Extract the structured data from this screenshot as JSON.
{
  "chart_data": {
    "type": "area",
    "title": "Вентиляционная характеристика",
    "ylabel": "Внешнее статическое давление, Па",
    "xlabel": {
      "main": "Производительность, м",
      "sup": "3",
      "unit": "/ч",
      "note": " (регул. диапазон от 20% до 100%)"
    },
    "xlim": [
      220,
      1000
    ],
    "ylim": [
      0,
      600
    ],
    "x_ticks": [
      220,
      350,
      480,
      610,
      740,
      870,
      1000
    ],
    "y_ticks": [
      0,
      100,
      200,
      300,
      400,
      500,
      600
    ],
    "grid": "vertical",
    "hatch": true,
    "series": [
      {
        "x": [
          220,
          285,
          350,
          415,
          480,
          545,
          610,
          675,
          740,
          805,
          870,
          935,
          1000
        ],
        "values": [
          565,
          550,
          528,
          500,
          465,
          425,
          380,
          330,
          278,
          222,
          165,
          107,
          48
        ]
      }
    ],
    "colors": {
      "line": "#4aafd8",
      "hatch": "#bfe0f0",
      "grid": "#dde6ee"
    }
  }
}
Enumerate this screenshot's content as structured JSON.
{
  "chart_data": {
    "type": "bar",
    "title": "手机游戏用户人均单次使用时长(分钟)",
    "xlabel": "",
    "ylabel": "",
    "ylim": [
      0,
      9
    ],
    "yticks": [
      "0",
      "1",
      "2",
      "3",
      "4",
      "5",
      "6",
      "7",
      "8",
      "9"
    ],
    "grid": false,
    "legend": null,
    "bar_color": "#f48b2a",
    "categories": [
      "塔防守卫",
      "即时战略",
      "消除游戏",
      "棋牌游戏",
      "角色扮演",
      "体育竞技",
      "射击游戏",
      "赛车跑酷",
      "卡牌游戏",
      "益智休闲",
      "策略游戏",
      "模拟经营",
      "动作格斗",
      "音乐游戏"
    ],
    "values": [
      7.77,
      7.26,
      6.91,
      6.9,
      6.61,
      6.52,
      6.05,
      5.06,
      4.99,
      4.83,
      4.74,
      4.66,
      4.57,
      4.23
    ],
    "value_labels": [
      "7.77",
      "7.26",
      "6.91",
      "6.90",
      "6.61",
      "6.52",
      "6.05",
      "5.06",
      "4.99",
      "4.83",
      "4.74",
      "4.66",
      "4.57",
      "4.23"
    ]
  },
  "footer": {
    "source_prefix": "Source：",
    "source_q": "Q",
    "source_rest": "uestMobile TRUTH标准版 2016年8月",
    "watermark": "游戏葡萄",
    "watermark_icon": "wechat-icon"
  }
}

**Challenge:** Each line that contains the string "ylabel" counts once; report how many such lines the entries have, giving only the number.

**Problem solution:** 2